§ CONSIGNE: Recopiez mot pour mot le passage de la présentation de l'essai de Peter Handke qui commence aux mots « L’auteur : Peter » et se termine après « Hornissen – Les Frelons. ».

§ TEXTE FOURNI:
----

Parution : en septembre 2017 aux éditions Gallimard dans la collection Arcades.
Traduit de l’allemand (Autriche) par Pierre Deshusses.
Le style, le genre : essai prenant place dans un polyptyque que l’auteur consacre à l’exploration littéraire de notre quotidien, il vient après Essai sur le Lieu Tranquille, Essai sur la journée réussie, Essai sur le juke-box et Essai sur la fatigue.
Les lieux : dans des forêts en Autriche.
L’auteur : Peter Handke est né le 6 décembre 1942 à Griffen en Autriche dans la région de Carinthie. Sa mère était Slovène et son père Allemand. Il fait des études de droit et devient écrivain à plein temps dès 1966 avec la publication de son premier texte Die Hornissen – Les Frelons.
Ecrivain, traducteur, scénariste et réalisateur autrichien, auteur du scénario du film Les Ailes du désir de Wim Wenders, ses œuvres ont été simultanément célébrées et sévèrement critiquées pour leur caractère provoquant et leur usage de techniques non conventionnelles, il est influencé par le Nouveau roman et revendique le rejet du modèle dominant de la littérature. Depuis une vingtaine d’année son écriture et ses thématiques sont plus apaisées même s’il continue à bâtir une critique sévère de nos sociétés contemporaines. Il est, entre autres, un des traducteurs de Patrick Modiano, de René Char et de Francis Ponge.

----

Relevés de boîtes étiquetées
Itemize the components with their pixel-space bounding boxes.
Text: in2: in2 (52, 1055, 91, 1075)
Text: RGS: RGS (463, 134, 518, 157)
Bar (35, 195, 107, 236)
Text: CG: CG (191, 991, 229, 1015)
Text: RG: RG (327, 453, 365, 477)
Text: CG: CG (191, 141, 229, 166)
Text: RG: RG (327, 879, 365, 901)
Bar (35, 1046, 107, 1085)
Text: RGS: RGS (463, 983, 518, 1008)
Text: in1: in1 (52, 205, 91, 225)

----

§ CORRIGÉ:
L’auteur : Peter Handke est né le 6 décembre 1942 à Griffen en Autriche dans la région de Carinthie. Sa mère était Slovène et son père Allemand. Il fait des études de droit et devient écrivain à plein temps dès 1966 avec la publication de son premier texte Die Hornissen – Les Frelons.